> **To be done**
Find the lines that hold the word "Didier" and return them.
* begin Supplied records *
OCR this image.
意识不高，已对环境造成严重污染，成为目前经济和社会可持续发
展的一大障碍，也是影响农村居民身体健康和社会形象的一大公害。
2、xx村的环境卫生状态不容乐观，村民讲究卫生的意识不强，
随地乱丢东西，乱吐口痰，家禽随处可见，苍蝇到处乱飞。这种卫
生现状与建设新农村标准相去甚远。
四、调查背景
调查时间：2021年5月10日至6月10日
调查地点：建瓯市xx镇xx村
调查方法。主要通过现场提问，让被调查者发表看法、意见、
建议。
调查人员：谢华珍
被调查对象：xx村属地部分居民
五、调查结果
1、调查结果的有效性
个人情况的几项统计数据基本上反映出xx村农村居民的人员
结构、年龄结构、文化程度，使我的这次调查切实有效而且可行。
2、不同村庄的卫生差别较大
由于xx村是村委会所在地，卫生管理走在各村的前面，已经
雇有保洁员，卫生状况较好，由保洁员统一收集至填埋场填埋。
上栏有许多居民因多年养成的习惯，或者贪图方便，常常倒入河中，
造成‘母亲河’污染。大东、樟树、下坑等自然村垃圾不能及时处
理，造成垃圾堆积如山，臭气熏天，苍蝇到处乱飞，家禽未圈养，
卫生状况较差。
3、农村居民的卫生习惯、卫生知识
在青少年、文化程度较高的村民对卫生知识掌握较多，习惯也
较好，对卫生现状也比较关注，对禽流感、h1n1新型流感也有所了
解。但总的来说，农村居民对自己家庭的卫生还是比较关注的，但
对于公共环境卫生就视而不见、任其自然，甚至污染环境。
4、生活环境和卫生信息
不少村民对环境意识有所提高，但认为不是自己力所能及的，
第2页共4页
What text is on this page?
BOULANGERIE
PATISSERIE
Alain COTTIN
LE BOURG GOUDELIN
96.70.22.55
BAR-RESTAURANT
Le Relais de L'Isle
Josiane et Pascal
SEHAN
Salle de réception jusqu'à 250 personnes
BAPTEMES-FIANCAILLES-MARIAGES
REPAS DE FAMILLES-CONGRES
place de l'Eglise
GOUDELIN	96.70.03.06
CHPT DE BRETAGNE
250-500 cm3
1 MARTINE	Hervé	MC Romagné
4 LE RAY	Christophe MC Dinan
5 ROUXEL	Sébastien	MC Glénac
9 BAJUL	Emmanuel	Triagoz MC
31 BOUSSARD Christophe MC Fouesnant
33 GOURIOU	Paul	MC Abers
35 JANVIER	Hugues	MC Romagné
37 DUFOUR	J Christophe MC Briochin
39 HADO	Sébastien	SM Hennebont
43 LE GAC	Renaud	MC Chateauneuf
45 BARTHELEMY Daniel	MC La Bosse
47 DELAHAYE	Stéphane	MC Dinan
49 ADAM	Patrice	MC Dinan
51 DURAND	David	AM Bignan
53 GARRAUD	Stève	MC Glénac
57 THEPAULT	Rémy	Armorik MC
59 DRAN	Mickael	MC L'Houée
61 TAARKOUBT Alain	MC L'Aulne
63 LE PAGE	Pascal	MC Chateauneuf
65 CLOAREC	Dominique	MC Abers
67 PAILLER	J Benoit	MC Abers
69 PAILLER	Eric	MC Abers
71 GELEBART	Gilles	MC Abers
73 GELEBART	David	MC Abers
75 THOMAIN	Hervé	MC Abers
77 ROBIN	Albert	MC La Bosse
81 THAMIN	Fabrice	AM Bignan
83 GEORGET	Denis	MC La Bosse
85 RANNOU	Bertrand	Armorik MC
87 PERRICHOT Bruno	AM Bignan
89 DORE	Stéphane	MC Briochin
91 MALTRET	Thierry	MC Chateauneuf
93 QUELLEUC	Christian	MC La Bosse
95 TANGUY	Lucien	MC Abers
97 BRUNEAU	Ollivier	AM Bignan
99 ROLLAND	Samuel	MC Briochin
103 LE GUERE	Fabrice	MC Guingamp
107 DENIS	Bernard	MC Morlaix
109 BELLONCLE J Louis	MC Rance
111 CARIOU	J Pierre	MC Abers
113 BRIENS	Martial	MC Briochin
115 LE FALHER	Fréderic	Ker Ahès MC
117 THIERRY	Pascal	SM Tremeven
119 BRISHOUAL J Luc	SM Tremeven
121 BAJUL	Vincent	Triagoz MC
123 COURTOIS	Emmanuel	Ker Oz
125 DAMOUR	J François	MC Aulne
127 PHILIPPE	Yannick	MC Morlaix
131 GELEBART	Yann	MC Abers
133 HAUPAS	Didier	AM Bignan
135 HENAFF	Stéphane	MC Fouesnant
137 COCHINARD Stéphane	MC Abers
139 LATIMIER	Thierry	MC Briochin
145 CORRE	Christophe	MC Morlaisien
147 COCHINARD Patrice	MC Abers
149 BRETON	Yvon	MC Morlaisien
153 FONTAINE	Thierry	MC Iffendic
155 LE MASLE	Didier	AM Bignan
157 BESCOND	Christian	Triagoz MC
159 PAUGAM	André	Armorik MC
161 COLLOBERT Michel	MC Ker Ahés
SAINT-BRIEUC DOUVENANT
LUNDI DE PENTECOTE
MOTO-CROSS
* end Supplied records *
> **Result**
133 HAUPAS	Didier	AM Bignan
155 LE MASLE	Didier	AM Bignan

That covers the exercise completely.